Work required: In the listing below, pick out lines with "Average".

— START OF Rows —

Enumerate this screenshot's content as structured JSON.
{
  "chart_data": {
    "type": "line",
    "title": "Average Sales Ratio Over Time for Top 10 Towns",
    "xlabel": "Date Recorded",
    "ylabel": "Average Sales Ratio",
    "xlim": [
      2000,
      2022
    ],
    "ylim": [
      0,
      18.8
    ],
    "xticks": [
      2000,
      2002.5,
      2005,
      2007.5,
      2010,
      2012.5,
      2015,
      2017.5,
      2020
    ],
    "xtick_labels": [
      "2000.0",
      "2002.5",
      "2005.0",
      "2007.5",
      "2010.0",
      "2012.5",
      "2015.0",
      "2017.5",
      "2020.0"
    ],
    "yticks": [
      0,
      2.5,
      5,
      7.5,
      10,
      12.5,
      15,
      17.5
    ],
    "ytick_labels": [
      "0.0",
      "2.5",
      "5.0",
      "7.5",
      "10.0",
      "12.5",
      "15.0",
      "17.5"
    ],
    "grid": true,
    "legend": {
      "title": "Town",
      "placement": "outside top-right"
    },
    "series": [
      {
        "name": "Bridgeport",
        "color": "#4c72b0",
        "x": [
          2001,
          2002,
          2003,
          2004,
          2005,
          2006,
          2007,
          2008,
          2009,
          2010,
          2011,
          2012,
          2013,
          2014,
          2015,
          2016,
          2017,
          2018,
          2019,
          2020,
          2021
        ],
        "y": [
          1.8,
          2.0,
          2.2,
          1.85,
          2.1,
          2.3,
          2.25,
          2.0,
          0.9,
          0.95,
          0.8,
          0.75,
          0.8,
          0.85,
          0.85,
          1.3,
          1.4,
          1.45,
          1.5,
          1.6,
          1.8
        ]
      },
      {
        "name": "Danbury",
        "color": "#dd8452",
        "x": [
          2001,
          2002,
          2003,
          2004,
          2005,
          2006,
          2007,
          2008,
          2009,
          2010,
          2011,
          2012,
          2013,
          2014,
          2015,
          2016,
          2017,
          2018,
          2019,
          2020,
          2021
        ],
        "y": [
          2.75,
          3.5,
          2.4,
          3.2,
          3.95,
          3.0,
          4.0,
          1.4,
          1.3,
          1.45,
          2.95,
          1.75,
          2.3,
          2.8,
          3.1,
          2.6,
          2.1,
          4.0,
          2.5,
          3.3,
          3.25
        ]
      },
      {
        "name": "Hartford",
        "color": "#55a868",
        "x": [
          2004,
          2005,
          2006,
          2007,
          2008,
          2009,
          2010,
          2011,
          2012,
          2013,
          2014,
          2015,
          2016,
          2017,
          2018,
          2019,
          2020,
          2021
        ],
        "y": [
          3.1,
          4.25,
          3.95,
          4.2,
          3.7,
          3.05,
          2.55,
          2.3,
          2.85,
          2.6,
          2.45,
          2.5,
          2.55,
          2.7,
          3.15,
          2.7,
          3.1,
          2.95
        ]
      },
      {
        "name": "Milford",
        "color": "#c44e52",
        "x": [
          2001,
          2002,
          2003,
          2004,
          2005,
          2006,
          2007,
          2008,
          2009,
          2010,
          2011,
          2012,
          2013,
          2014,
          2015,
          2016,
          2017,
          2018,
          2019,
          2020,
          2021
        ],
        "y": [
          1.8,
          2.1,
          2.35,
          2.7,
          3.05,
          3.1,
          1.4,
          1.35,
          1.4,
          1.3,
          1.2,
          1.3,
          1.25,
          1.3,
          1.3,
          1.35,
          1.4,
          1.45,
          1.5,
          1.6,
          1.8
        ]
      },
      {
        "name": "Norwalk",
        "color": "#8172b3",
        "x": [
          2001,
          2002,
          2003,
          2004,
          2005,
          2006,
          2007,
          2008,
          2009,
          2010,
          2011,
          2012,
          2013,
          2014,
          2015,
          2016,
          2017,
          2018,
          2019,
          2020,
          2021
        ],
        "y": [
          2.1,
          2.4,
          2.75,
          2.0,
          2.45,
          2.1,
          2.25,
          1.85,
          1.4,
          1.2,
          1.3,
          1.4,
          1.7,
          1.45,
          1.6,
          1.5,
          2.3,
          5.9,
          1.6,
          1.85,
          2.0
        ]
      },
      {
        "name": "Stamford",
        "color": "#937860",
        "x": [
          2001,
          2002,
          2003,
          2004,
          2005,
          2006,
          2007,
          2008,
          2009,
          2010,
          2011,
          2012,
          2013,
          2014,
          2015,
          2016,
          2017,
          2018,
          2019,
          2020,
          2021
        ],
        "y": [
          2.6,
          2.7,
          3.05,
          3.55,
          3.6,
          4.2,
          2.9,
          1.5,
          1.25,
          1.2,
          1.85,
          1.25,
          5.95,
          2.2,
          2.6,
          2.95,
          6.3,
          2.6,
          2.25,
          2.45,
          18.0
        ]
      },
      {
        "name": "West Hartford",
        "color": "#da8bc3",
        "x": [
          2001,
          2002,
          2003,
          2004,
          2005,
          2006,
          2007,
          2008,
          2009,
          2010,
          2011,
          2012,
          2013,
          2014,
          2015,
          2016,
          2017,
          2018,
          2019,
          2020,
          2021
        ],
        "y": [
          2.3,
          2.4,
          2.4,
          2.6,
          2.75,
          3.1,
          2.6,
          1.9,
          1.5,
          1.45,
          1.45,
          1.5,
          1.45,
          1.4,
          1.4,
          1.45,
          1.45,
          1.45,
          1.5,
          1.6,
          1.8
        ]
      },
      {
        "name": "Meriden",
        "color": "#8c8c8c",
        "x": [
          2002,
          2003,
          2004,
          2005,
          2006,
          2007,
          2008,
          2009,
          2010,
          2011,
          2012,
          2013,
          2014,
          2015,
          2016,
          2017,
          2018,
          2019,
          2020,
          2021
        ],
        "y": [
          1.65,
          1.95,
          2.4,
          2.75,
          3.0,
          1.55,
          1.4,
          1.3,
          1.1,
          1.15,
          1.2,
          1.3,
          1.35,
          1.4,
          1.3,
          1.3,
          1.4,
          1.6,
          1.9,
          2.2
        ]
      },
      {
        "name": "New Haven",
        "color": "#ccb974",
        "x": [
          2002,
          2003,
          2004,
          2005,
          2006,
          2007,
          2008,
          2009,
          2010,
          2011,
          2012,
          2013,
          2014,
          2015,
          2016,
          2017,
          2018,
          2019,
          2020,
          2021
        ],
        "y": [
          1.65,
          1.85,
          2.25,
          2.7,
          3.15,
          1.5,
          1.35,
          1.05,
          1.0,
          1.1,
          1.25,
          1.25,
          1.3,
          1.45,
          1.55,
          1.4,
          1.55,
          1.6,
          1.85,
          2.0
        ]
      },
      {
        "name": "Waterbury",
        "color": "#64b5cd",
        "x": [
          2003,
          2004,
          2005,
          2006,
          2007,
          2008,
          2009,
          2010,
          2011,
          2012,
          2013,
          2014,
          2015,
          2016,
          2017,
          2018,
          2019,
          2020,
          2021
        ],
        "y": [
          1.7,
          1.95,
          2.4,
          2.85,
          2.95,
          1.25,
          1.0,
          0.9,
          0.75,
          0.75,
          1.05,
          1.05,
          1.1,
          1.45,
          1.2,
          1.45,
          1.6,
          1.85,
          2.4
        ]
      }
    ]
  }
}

— END OF Rows —

Problem solution:
    "title": "Average Sales Ratio Over Time for Top 10 Towns",
    "ylabel": "Average Sales Ratio",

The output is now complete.